§ **WHAT YOU HAVE TO DO**
The exercise asks for every line of the data to be reproduced exactly.

##### DATASET ROWS #####

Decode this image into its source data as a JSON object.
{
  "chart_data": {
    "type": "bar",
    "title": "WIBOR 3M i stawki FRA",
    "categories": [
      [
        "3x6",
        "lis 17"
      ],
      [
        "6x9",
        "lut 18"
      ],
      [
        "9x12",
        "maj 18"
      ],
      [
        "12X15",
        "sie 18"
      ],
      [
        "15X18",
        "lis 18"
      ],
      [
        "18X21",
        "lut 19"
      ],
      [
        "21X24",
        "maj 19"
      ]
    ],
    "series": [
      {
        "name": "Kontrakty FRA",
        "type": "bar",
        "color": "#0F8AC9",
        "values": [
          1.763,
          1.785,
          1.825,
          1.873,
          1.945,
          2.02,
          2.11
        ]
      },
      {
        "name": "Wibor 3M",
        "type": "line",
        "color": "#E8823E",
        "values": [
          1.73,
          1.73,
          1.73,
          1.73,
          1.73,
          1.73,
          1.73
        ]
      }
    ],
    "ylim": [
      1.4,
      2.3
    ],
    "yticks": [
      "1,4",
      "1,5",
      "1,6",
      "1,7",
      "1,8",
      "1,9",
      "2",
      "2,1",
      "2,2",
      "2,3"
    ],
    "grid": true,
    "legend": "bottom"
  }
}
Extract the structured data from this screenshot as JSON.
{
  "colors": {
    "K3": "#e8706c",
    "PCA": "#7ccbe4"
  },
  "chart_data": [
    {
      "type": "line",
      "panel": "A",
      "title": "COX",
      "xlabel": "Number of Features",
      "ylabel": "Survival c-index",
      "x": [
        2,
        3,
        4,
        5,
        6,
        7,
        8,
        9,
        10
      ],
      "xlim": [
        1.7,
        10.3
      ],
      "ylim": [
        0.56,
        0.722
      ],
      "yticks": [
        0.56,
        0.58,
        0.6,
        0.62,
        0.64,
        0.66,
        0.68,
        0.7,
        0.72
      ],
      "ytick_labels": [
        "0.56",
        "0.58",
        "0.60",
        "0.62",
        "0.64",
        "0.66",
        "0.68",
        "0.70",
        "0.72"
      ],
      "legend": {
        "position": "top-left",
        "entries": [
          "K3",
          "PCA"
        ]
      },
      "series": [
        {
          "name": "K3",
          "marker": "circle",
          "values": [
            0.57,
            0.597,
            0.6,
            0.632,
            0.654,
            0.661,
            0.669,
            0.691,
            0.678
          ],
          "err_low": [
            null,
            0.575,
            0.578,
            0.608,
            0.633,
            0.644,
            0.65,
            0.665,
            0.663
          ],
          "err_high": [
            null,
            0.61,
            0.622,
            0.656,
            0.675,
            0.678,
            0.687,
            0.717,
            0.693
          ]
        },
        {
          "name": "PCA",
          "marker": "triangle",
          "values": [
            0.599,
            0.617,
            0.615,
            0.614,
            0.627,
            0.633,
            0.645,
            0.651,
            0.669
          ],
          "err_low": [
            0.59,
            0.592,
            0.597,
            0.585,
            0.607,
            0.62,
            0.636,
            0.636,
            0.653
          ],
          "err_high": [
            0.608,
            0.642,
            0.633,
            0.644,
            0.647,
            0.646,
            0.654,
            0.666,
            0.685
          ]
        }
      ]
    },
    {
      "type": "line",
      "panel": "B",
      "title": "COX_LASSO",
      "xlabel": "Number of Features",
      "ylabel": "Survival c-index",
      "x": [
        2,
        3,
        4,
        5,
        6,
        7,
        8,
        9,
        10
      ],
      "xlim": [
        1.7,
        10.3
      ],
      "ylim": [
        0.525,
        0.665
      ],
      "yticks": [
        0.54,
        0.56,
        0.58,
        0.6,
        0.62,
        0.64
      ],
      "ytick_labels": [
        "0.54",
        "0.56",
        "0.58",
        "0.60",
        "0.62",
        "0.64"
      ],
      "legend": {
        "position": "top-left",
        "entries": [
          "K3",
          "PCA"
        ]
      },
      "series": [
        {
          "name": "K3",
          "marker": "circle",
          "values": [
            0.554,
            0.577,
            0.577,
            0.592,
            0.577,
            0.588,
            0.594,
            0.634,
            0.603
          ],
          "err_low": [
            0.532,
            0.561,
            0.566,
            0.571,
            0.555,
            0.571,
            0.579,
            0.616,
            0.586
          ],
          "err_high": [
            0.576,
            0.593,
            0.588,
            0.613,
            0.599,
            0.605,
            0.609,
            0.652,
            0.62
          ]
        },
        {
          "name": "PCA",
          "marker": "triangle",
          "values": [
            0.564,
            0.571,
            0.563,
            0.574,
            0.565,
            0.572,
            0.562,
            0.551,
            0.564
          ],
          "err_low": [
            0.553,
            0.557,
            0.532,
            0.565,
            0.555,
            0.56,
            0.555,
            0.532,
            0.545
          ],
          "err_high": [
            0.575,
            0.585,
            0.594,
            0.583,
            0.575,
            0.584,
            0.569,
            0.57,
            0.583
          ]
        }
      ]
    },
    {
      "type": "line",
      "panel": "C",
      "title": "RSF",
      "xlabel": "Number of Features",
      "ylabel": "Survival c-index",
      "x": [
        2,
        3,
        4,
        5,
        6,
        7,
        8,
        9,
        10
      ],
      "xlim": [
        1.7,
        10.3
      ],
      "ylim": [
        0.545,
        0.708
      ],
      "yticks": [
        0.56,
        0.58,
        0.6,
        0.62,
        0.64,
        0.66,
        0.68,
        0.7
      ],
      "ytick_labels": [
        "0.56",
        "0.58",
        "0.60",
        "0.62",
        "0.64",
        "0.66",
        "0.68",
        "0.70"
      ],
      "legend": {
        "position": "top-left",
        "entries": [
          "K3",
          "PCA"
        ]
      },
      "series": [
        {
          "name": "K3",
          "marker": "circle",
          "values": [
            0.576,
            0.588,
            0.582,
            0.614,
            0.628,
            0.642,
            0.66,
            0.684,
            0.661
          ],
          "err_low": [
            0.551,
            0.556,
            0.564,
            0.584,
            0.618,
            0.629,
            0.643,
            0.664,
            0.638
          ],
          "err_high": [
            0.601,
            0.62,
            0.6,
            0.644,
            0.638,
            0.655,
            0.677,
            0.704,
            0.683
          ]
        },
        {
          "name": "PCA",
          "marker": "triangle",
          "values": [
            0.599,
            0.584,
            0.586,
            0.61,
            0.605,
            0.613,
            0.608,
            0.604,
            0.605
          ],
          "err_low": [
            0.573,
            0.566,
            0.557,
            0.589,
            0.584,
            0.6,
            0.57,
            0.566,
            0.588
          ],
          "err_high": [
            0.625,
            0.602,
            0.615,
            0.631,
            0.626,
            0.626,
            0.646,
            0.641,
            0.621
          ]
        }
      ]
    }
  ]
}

#####

§ **CORRECT RESULT**
Decode this image into its source data as a JSON object.
{
  "chart_data": {
    "type": "bar",
    "title": "WIBOR 3M i stawki FRA",
    "categories": [
      [
        "3x6",
        "lis 17"
      ],
      [
        "6x9",
        "lut 18"
      ],
      [
        "9x12",
        "maj 18"
      ],
      [
        "12X15",
        "sie 18"
      ],
      [
        "15X18",
        "lis 18"
      ],
      [
        "18X21",
        "lut 19"
      ],
      [
        "21X24",
        "maj 19"
      ]
    ],
    "series": [
      {
        "name": "Kontrakty FRA",
        "type": "bar",
        "color": "#0F8AC9",
        "values": [
          1.763,
          1.785,
          1.825,
          1.873,
          1.945,
          2.02,
          2.11
        ]
      },
      {
        "name": "Wibor 3M",
        "type": "line",
        "color": "#E8823E",
        "values": [
          1.73,
          1.73,
          1.73,
          1.73,
          1.73,
          1.73,
          1.73
        ]
      }
    ],
    "ylim": [
      1.4,
      2.3
    ],
    "yticks": [
      "1,4",
      "1,5",
      "1,6",
      "1,7",
      "1,8",
      "1,9",
      "2",
      "2,1",
      "2,2",
      "2,3"
    ],
    "grid": true,
    "legend": "bottom"
  }
}
Extract the structured data from this screenshot as JSON.
{
  "colors": {
    "K3": "#e8706c",
    "PCA": "#7ccbe4"
  },
  "chart_data": [
    {
      "type": "line",
      "panel": "A",
      "title": "COX",
      "xlabel": "Number of Features",
      "ylabel": "Survival c-index",
      "x": [
        2,
        3,
        4,
        5,
        6,
        7,
        8,
        9,
        10
      ],
      "xlim": [
        1.7,
        10.3
      ],
      "ylim": [
        0.56,
        0.722
      ],
      "yticks": [
        0.56,
        0.58,
        0.6,
        0.62,
        0.64,
        0.66,
        0.68,
        0.7,
        0.72
      ],
      "ytick_labels": [
        "0.56",
        "0.58",
        "0.60",
        "0.62",
        "0.64",
        "0.66",
        "0.68",
        "0.70",
        "0.72"
      ],
      "legend": {
        "position": "top-left",
        "entries": [
          "K3",
          "PCA"
        ]
      },
      "series": [
        {
          "name": "K3",
          "marker": "circle",
          "values": [
            0.57,
            0.597,
            0.6,
            0.632,
            0.654,
            0.661,
            0.669,
            0.691,
            0.678
          ],
          "err_low": [
            null,
            0.575,
            0.578,
            0.608,
            0.633,
            0.644,
            0.65,
            0.665,
            0.663
          ],
          "err_high": [
            null,
            0.61,
            0.622,
            0.656,
            0.675,
            0.678,
            0.687,
            0.717,
            0.693
          ]
        },
        {
          "name": "PCA",
          "marker": "triangle",
          "values": [
            0.599,
            0.617,
            0.615,
            0.614,
            0.627,
            0.633,
            0.645,
            0.651,
            0.669
          ],
          "err_low": [
            0.59,
            0.592,
            0.597,
            0.585,
            0.607,
            0.62,
            0.636,
            0.636,
            0.653
          ],
          "err_high": [
            0.608,
            0.642,
            0.633,
            0.644,
            0.647,
            0.646,
            0.654,
            0.666,
            0.685
          ]
        }
      ]
    },
    {
      "type": "line",
      "panel": "B",
      "title": "COX_LASSO",
      "xlabel": "Number of Features",
      "ylabel": "Survival c-index",
      "x": [
        2,
        3,
        4,
        5,
        6,
        7,
        8,
        9,
        10
      ],
      "xlim": [
        1.7,
        10.3
      ],
      "ylim": [
        0.525,
        0.665
      ],
      "yticks": [
        0.54,
        0.56,
        0.58,
        0.6,
        0.62,
        0.64
      ],
      "ytick_labels": [
        "0.54",
        "0.56",
        "0.58",
        "0.60",
        "0.62",
        "0.64"
      ],
      "legend": {
        "position": "top-left",
        "entries": [
          "K3",
          "PCA"
        ]
      },
      "series": [
        {
          "name": "K3",
          "marker": "circle",
          "values": [
            0.554,
            0.577,
            0.577,
            0.592,
            0.577,
            0.588,
            0.594,
            0.634,
            0.603
          ],
          "err_low": [
            0.532,
            0.561,
            0.566,
            0.571,
            0.555,
            0.571,
            0.579,
            0.616,
            0.586
          ],
          "err_high": [
            0.576,
            0.593,
            0.588,
            0.613,
            0.599,
            0.605,
            0.609,
            0.652,
            0.62
          ]
        },
        {
          "name": "PCA",
          "marker": "triangle",
          "values": [
            0.564,
            0.571,
            0.563,
            0.574,
            0.565,
            0.572,
            0.562,
            0.551,
            0.564
          ],
          "err_low": [
            0.553,
            0.557,
            0.532,
            0.565,
            0.555,
            0.56,
            0.555,
            0.532,
            0.545
          ],
          "err_high": [
            0.575,
            0.585,
            0.594,
            0.583,
            0.575,
            0.584,
            0.569,
            0.57,
            0.583
          ]
        }
      ]
    },
    {
      "type": "line",
      "panel": "C",
      "title": "RSF",
      "xlabel": "Number of Features",
      "ylabel": "Survival c-index",
      "x": [
        2,
        3,
        4,
        5,
        6,
        7,
        8,
        9,
        10
      ],
      "xlim": [
        1.7,
        10.3
      ],
      "ylim": [
        0.545,
        0.708
      ],
      "yticks": [
        0.56,
        0.58,
        0.6,
        0.62,
        0.64,
        0.66,
        0.68,
        0.7
      ],
      "ytick_labels": [
        "0.56",
        "0.58",
        "0.60",
        "0.62",
        "0.64",
        "0.66",
        "0.68",
        "0.70"
      ],
      "legend": {
        "position": "top-left",
        "entries": [
          "K3",
          "PCA"
        ]
      },
      "series": [
        {
          "name": "K3",
          "marker": "circle",
          "values": [
            0.576,
            0.588,
            0.582,
            0.614,
            0.628,
            0.642,
            0.66,
            0.684,
            0.661
          ],
          "err_low": [
            0.551,
            0.556,
            0.564,
            0.584,
            0.618,
            0.629,
            0.643,
            0.664,
            0.638
          ],
          "err_high": [
            0.601,
            0.62,
            0.6,
            0.644,
            0.638,
            0.655,
            0.677,
            0.704,
            0.683
          ]
        },
        {
          "name": "PCA",
          "marker": "triangle",
          "values": [
            0.599,
            0.584,
            0.586,
            0.61,
            0.605,
            0.613,
            0.608,
            0.604,
            0.605
          ],
          "err_low": [
            0.573,
            0.566,
            0.557,
            0.589,
            0.584,
            0.6,
            0.57,
            0.566,
            0.588
          ],
          "err_high": [
            0.625,
            0.602,
            0.615,
            0.631,
            0.626,
            0.626,
            0.646,
            0.641,
            0.621
          ]
        }
      ]
    }
  ]
}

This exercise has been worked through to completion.